## What is asked
Report only how many lines of the entries below contain the string "ylabel".

* begin Records provided *

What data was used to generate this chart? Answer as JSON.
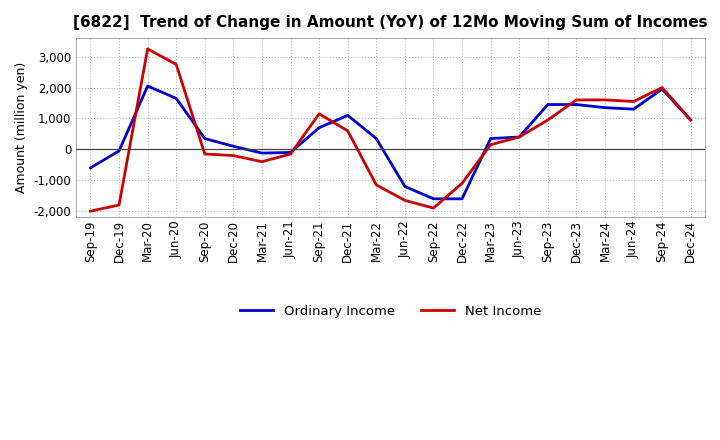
{
  "title": "[6822]  Trend of Change in Amount (YoY) of 12Mo Moving Sum of Incomes",
  "ylabel": "Amount (million yen)",
  "x_labels": [
    "Sep-19",
    "Dec-19",
    "Mar-20",
    "Jun-20",
    "Sep-20",
    "Dec-20",
    "Mar-21",
    "Jun-21",
    "Sep-21",
    "Dec-21",
    "Mar-22",
    "Jun-22",
    "Sep-22",
    "Dec-22",
    "Mar-23",
    "Jun-23",
    "Sep-23",
    "Dec-23",
    "Mar-24",
    "Jun-24",
    "Sep-24",
    "Dec-24"
  ],
  "ordinary_income": [
    -600,
    -50,
    2050,
    1650,
    350,
    100,
    -120,
    -100,
    700,
    1100,
    350,
    -1200,
    -1600,
    -1600,
    350,
    400,
    1450,
    1450,
    1350,
    1300,
    1950,
    950
  ],
  "net_income": [
    -2000,
    -1800,
    3250,
    2750,
    -150,
    -200,
    -400,
    -150,
    1150,
    600,
    -1150,
    -1650,
    -1900,
    -1100,
    150,
    400,
    950,
    1600,
    1600,
    1550,
    2000,
    950
  ],
  "ordinary_color": "#0000cc",
  "net_color": "#cc0000",
  "ylim": [
    -2200,
    3600
  ],
  "yticks": [
    -2000,
    -1000,
    0,
    1000,
    2000,
    3000
  ],
  "bg_color": "#ffffff",
  "plot_bg_color": "#ffffff",
  "grid_color": "#aaaaaa",
  "line_width": 2.0,
  "legend_ordinary": "Ordinary Income",
  "legend_net": "Net Income",
  "title_fontsize": 11,
  "axis_label_fontsize": 9,
  "tick_fontsize": 8.5
}
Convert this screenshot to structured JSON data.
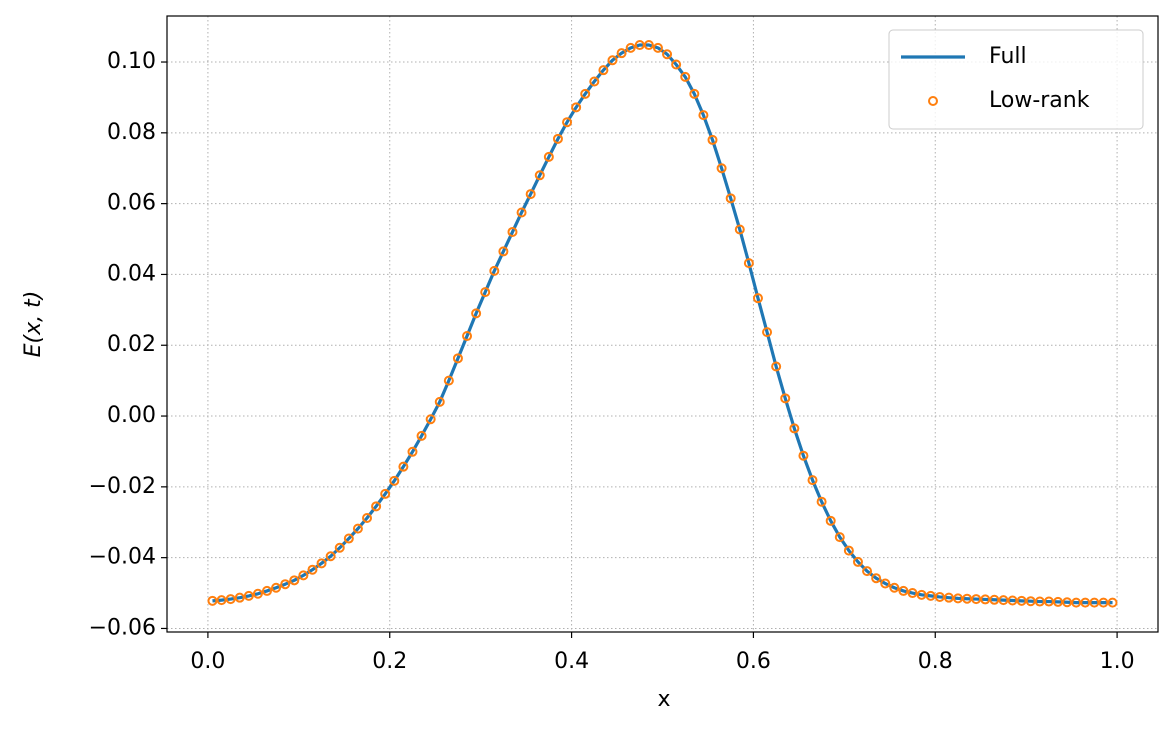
{
  "chart_data": {
    "type": "line",
    "xlabel": "x",
    "ylabel": "E(x, t)",
    "xlim": [
      -0.045,
      1.045
    ],
    "ylim": [
      -0.061,
      0.113
    ],
    "xticks": [
      {
        "value": 0,
        "label": "0.0"
      },
      0.2,
      0.4,
      0.6,
      0.8,
      {
        "value": 1,
        "label": "1.0"
      }
    ],
    "yticks": [
      {
        "value": -0.06,
        "label": "−0.06"
      },
      {
        "value": -0.04,
        "label": "−0.04"
      },
      {
        "value": -0.02,
        "label": "−0.02"
      },
      {
        "value": 0,
        "label": "0.00"
      },
      0.02,
      0.04,
      0.06,
      0.08,
      {
        "value": 0.1,
        "label": "0.10"
      }
    ],
    "grid": true,
    "legend": "upper right",
    "x": [
      0.005,
      0.015,
      0.025,
      0.035,
      0.045,
      0.055,
      0.065,
      0.075,
      0.085,
      0.095,
      0.105,
      0.115,
      0.125,
      0.135,
      0.145,
      0.155,
      0.165,
      0.175,
      0.185,
      0.195,
      0.205,
      0.215,
      0.225,
      0.235,
      0.245,
      0.255,
      0.265,
      0.275,
      0.285,
      0.295,
      0.305,
      0.315,
      0.325,
      0.335,
      0.345,
      0.355,
      0.365,
      0.375,
      0.385,
      0.395,
      0.405,
      0.415,
      0.425,
      0.435,
      0.445,
      0.455,
      0.465,
      0.475,
      0.485,
      0.495,
      0.505,
      0.515,
      0.525,
      0.535,
      0.545,
      0.555,
      0.565,
      0.575,
      0.585,
      0.595,
      0.605,
      0.615,
      0.625,
      0.635,
      0.645,
      0.655,
      0.665,
      0.675,
      0.685,
      0.695,
      0.705,
      0.715,
      0.725,
      0.735,
      0.745,
      0.755,
      0.765,
      0.775,
      0.785,
      0.795,
      0.805,
      0.815,
      0.825,
      0.835,
      0.845,
      0.855,
      0.865,
      0.875,
      0.885,
      0.895,
      0.905,
      0.915,
      0.925,
      0.935,
      0.945,
      0.955,
      0.965,
      0.975,
      0.985,
      0.995
    ],
    "series": [
      {
        "name": "Full",
        "color": "#1f77b4",
        "style": "line",
        "values": [
          -0.0522,
          -0.052,
          -0.0517,
          -0.0513,
          -0.0508,
          -0.0502,
          -0.0494,
          -0.0485,
          -0.0475,
          -0.0464,
          -0.045,
          -0.0434,
          -0.0416,
          -0.0396,
          -0.0372,
          -0.0346,
          -0.0318,
          -0.0288,
          -0.0255,
          -0.022,
          -0.0183,
          -0.0143,
          -0.0101,
          -0.0056,
          -0.0009,
          0.004,
          0.01,
          0.0163,
          0.0226,
          0.029,
          0.035,
          0.041,
          0.0465,
          0.052,
          0.0575,
          0.0627,
          0.068,
          0.0732,
          0.0783,
          0.083,
          0.0872,
          0.091,
          0.0945,
          0.0977,
          0.1005,
          0.1025,
          0.104,
          0.1048,
          0.1048,
          0.104,
          0.1022,
          0.0993,
          0.0958,
          0.091,
          0.085,
          0.078,
          0.07,
          0.0615,
          0.0527,
          0.0432,
          0.0333,
          0.0237,
          0.014,
          0.005,
          -0.0035,
          -0.0112,
          -0.0181,
          -0.0242,
          -0.0296,
          -0.0342,
          -0.038,
          -0.0412,
          -0.0438,
          -0.0458,
          -0.0473,
          -0.0485,
          -0.0494,
          -0.05,
          -0.0505,
          -0.0508,
          -0.0511,
          -0.0513,
          -0.0515,
          -0.0516,
          -0.0517,
          -0.0518,
          -0.0519,
          -0.052,
          -0.0521,
          -0.0522,
          -0.0523,
          -0.0524,
          -0.0524,
          -0.0525,
          -0.0526,
          -0.0527,
          -0.0527,
          -0.0527,
          -0.0527,
          -0.0527
        ]
      },
      {
        "name": "Low-rank",
        "color": "#ff7f0e",
        "style": "marker",
        "values": [
          -0.0522,
          -0.052,
          -0.0517,
          -0.0513,
          -0.0508,
          -0.0502,
          -0.0494,
          -0.0485,
          -0.0475,
          -0.0464,
          -0.045,
          -0.0434,
          -0.0416,
          -0.0396,
          -0.0372,
          -0.0346,
          -0.0318,
          -0.0288,
          -0.0255,
          -0.022,
          -0.0183,
          -0.0143,
          -0.0101,
          -0.0056,
          -0.0009,
          0.004,
          0.01,
          0.0163,
          0.0226,
          0.029,
          0.035,
          0.041,
          0.0465,
          0.052,
          0.0575,
          0.0627,
          0.068,
          0.0732,
          0.0783,
          0.083,
          0.0872,
          0.091,
          0.0945,
          0.0977,
          0.1005,
          0.1025,
          0.104,
          0.1048,
          0.1048,
          0.104,
          0.1022,
          0.0993,
          0.0958,
          0.091,
          0.085,
          0.078,
          0.07,
          0.0615,
          0.0527,
          0.0432,
          0.0333,
          0.0237,
          0.014,
          0.005,
          -0.0035,
          -0.0112,
          -0.0181,
          -0.0242,
          -0.0296,
          -0.0342,
          -0.038,
          -0.0412,
          -0.0438,
          -0.0458,
          -0.0473,
          -0.0485,
          -0.0494,
          -0.05,
          -0.0505,
          -0.0508,
          -0.0511,
          -0.0513,
          -0.0515,
          -0.0516,
          -0.0517,
          -0.0518,
          -0.0519,
          -0.052,
          -0.0521,
          -0.0522,
          -0.0523,
          -0.0524,
          -0.0524,
          -0.0525,
          -0.0526,
          -0.0527,
          -0.0527,
          -0.0527,
          -0.0527,
          -0.0527
        ]
      }
    ]
  }
}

* end Records provided *

## Result of this exercise
2